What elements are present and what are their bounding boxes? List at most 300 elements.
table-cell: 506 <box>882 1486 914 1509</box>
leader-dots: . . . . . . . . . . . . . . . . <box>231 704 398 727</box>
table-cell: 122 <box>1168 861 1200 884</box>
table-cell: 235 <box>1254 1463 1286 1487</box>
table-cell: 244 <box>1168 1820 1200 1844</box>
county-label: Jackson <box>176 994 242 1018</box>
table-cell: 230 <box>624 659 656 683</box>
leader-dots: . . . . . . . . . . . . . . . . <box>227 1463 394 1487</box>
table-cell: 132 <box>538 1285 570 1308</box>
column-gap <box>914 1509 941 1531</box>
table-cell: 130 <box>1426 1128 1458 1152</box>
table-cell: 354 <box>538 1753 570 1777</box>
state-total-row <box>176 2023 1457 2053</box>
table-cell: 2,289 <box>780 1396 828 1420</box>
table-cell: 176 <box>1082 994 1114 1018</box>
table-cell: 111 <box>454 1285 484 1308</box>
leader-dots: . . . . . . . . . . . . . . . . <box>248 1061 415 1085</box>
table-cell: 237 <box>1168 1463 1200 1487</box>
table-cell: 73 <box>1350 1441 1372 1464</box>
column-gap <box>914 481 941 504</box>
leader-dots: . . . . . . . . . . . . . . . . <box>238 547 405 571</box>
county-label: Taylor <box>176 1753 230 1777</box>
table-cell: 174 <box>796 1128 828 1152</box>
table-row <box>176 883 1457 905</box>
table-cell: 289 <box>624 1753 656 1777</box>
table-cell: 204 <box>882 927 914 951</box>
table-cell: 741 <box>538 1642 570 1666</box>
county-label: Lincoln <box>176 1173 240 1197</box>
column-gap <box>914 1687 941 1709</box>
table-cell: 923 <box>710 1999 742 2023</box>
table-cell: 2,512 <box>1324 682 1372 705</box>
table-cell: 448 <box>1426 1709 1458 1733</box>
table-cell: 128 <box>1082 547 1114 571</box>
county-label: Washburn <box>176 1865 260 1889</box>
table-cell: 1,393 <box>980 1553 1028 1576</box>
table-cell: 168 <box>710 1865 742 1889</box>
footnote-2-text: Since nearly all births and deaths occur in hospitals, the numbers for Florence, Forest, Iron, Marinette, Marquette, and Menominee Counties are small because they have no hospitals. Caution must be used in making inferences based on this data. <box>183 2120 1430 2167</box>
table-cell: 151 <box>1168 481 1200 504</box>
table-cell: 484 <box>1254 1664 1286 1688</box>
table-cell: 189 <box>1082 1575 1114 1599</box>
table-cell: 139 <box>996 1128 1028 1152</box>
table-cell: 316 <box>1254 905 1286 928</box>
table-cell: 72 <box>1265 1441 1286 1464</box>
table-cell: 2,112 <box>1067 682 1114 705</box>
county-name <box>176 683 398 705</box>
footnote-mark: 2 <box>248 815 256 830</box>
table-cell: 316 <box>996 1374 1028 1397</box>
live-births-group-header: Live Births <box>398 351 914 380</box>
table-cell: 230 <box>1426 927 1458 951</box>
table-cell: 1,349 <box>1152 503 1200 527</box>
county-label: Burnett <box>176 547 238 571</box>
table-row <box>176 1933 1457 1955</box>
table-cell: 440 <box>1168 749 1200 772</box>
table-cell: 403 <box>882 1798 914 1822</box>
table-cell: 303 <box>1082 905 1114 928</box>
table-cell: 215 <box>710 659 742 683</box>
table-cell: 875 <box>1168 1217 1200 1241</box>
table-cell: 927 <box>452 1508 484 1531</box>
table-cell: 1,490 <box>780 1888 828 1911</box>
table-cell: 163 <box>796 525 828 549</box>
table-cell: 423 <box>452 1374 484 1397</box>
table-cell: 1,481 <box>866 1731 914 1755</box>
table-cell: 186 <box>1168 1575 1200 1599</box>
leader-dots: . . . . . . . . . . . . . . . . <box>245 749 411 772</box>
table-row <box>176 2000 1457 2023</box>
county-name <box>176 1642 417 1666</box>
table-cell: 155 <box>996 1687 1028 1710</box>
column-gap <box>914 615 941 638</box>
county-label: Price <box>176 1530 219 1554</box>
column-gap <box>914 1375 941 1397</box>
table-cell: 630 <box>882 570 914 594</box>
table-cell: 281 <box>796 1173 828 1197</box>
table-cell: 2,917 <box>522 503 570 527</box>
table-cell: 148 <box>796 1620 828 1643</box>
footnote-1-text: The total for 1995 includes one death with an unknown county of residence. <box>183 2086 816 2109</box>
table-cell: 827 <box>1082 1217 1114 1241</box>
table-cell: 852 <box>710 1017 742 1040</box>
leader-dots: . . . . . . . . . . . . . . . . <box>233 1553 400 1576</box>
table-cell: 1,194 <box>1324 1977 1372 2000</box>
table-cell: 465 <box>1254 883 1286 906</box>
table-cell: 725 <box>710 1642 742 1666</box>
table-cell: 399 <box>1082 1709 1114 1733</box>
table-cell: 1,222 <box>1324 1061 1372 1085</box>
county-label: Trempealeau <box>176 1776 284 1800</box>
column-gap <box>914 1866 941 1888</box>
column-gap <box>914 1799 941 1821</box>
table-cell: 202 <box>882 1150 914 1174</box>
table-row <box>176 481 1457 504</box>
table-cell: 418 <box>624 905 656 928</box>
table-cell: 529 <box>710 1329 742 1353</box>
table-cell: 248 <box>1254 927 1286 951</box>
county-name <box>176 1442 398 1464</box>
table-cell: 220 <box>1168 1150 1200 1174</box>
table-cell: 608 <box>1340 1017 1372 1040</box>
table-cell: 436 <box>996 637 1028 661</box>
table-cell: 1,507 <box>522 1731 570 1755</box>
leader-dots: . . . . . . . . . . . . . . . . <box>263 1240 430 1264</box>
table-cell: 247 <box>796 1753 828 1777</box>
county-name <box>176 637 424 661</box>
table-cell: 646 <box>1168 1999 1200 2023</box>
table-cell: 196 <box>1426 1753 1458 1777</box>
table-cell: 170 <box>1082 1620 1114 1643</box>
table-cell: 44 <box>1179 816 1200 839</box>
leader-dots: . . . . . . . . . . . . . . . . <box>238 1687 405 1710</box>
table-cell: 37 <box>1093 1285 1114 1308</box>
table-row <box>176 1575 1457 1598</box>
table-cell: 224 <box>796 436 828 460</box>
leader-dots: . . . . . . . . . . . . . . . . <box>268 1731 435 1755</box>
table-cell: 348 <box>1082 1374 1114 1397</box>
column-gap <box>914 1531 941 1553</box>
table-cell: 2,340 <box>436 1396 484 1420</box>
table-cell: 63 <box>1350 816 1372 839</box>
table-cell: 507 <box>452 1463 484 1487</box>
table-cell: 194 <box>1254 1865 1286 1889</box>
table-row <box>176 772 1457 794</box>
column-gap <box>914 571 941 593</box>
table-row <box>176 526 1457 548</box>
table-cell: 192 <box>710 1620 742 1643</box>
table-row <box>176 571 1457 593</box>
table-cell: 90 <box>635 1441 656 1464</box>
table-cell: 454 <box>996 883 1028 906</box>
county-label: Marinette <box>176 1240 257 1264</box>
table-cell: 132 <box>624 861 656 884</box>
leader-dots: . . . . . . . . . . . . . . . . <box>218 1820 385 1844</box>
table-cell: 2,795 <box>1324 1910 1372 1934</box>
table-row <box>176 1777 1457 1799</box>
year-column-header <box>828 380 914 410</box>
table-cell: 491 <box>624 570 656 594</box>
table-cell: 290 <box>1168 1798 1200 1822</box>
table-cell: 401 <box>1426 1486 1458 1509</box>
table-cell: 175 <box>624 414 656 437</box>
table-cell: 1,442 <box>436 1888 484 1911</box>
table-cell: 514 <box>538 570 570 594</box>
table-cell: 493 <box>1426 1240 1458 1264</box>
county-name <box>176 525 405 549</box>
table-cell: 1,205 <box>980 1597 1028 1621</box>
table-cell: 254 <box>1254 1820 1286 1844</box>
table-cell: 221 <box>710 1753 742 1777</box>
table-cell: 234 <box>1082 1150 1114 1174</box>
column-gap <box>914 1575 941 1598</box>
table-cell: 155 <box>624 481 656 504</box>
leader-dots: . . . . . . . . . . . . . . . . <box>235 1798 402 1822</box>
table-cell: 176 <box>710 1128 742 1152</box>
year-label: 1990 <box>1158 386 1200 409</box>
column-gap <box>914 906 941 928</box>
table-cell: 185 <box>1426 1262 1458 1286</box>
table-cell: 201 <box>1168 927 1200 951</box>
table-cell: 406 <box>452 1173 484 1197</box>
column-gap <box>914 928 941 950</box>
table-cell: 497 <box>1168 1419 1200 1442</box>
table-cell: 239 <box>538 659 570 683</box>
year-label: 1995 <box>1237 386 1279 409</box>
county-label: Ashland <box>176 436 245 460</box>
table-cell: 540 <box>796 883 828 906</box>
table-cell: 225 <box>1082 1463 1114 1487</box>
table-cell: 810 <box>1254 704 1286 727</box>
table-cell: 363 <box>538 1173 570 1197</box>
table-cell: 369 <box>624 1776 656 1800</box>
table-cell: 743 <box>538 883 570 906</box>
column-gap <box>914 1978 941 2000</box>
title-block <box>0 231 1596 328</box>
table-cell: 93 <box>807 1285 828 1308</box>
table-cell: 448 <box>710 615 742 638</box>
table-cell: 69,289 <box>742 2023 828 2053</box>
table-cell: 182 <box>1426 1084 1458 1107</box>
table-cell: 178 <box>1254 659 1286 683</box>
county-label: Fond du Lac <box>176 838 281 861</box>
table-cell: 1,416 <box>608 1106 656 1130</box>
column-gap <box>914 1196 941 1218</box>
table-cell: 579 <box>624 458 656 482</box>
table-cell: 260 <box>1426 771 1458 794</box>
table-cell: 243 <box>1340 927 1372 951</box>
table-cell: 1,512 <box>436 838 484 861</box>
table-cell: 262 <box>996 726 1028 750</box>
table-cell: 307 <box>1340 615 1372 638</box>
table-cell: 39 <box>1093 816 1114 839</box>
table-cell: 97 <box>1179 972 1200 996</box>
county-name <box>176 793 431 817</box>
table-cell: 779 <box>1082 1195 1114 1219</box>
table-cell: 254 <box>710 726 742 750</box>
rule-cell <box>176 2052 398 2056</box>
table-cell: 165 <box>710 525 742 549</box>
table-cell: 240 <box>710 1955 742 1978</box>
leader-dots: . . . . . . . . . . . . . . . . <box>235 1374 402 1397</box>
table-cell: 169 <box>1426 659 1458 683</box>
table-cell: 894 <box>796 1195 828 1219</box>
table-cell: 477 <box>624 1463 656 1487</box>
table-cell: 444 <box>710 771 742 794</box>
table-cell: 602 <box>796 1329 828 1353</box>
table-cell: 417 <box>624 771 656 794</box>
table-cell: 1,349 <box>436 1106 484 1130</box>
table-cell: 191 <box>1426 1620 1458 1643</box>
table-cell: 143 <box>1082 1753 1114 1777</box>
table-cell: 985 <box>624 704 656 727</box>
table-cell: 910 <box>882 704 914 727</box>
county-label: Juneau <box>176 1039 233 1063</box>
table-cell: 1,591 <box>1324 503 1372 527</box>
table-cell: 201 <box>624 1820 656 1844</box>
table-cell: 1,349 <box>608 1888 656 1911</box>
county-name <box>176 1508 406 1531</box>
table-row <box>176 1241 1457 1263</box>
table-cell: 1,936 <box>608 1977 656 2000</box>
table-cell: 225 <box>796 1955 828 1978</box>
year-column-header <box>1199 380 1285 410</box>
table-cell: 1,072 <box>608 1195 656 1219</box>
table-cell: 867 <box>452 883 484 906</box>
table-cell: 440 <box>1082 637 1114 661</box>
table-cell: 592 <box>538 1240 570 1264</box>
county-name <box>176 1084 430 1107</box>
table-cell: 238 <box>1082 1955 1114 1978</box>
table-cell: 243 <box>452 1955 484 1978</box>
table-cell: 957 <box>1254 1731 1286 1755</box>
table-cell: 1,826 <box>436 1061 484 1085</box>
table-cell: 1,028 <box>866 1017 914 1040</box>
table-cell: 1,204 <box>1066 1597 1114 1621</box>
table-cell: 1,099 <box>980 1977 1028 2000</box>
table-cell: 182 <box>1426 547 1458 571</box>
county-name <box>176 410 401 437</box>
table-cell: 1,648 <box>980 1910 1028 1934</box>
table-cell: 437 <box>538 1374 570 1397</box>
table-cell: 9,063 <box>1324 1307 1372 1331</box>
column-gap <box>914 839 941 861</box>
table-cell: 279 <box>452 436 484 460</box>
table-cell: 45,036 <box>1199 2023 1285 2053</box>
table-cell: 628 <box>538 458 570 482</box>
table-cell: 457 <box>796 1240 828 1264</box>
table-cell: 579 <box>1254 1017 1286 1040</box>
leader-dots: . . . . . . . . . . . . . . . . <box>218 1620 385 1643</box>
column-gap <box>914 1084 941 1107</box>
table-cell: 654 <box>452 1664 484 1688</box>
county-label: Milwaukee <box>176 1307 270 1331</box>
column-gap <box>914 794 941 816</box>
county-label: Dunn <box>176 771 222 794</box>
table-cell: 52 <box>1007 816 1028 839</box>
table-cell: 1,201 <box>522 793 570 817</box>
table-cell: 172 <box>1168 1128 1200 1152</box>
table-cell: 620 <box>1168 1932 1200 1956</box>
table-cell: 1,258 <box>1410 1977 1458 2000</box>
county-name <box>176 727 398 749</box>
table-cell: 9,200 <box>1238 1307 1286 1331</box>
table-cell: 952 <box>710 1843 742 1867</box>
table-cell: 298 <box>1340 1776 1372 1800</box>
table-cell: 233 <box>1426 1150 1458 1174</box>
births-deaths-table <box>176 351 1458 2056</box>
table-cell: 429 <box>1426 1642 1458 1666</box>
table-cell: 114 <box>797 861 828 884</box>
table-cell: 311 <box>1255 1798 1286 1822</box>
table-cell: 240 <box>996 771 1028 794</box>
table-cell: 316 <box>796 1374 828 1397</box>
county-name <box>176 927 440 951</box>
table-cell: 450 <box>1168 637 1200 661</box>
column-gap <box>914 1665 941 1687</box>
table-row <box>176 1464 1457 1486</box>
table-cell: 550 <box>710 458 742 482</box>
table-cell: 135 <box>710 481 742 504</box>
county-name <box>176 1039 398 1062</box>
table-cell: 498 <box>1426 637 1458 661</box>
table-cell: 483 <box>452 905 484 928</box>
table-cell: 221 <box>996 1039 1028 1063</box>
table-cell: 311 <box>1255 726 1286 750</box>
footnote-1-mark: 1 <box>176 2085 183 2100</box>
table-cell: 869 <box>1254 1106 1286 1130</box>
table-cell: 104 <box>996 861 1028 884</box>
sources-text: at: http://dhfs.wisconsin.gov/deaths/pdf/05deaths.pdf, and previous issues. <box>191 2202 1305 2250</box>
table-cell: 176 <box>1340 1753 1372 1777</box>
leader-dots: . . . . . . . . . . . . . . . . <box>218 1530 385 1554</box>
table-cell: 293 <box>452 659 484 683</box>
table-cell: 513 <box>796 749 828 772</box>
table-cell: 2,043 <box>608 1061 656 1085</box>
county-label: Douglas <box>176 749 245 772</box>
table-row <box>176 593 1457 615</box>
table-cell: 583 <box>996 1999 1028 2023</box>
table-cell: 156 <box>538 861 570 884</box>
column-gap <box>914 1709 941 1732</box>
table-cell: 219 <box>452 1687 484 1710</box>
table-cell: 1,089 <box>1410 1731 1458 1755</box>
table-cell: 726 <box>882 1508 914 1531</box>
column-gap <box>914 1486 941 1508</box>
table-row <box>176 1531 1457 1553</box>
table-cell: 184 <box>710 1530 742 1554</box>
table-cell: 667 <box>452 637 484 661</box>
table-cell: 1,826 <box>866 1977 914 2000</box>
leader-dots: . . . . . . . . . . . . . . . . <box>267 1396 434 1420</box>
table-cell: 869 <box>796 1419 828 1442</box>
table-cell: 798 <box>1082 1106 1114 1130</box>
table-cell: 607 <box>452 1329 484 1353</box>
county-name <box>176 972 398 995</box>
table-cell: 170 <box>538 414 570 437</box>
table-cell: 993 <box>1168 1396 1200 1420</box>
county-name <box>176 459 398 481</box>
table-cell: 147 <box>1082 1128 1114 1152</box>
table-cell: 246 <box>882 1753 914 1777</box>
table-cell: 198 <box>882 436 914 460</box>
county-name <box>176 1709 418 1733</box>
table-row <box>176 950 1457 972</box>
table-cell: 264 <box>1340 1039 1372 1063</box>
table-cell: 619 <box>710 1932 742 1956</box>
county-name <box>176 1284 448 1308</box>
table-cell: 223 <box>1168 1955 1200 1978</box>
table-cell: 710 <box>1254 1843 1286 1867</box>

○ ○ ○ ○ ○ ○ ○

_What needs to be done_
Reproduce verbatim the stretch of the records from their first line through the line containing "footnote-2-text: Since nearly", including both of those lines.

_Response below_
What elements are present and what are their bounding boxes? List at most 300 elements.
table-cell: 506 <box>882 1486 914 1509</box>
leader-dots: . . . . . . . . . . . . . . . . <box>231 704 398 727</box>
table-cell: 122 <box>1168 861 1200 884</box>
table-cell: 235 <box>1254 1463 1286 1487</box>
table-cell: 244 <box>1168 1820 1200 1844</box>
county-label: Jackson <box>176 994 242 1018</box>
table-cell: 230 <box>624 659 656 683</box>
leader-dots: . . . . . . . . . . . . . . . . <box>227 1463 394 1487</box>
table-cell: 132 <box>538 1285 570 1308</box>
column-gap <box>914 1509 941 1531</box>
table-cell: 130 <box>1426 1128 1458 1152</box>
table-cell: 354 <box>538 1753 570 1777</box>
state-total-row <box>176 2023 1457 2053</box>
table-cell: 2,289 <box>780 1396 828 1420</box>
table-cell: 176 <box>1082 994 1114 1018</box>
table-cell: 111 <box>454 1285 484 1308</box>
leader-dots: . . . . . . . . . . . . . . . . <box>248 1061 415 1085</box>
table-cell: 237 <box>1168 1463 1200 1487</box>
table-cell: 73 <box>1350 1441 1372 1464</box>
column-gap <box>914 481 941 504</box>
leader-dots: . . . . . . . . . . . . . . . . <box>238 547 405 571</box>
county-label: Taylor <box>176 1753 230 1777</box>
table-cell: 174 <box>796 1128 828 1152</box>
table-row <box>176 883 1457 905</box>
table-cell: 289 <box>624 1753 656 1777</box>
table-cell: 204 <box>882 927 914 951</box>
table-cell: 741 <box>538 1642 570 1666</box>
county-label: Lincoln <box>176 1173 240 1197</box>
column-gap <box>914 1687 941 1709</box>
table-cell: 923 <box>710 1999 742 2023</box>
table-cell: 2,512 <box>1324 682 1372 705</box>
table-cell: 448 <box>1426 1709 1458 1733</box>
table-cell: 128 <box>1082 547 1114 571</box>
county-label: Washburn <box>176 1865 260 1889</box>
table-cell: 1,393 <box>980 1553 1028 1576</box>
table-cell: 168 <box>710 1865 742 1889</box>
footnote-2-text: Since nearly all births and deaths occur in hospitals, the numbers for Florence, Forest, Iron, Marinette, Marquette, and Menominee Counties are small because they have no hospitals. Caution must be used in making inferences based on this data. <box>183 2120 1430 2167</box>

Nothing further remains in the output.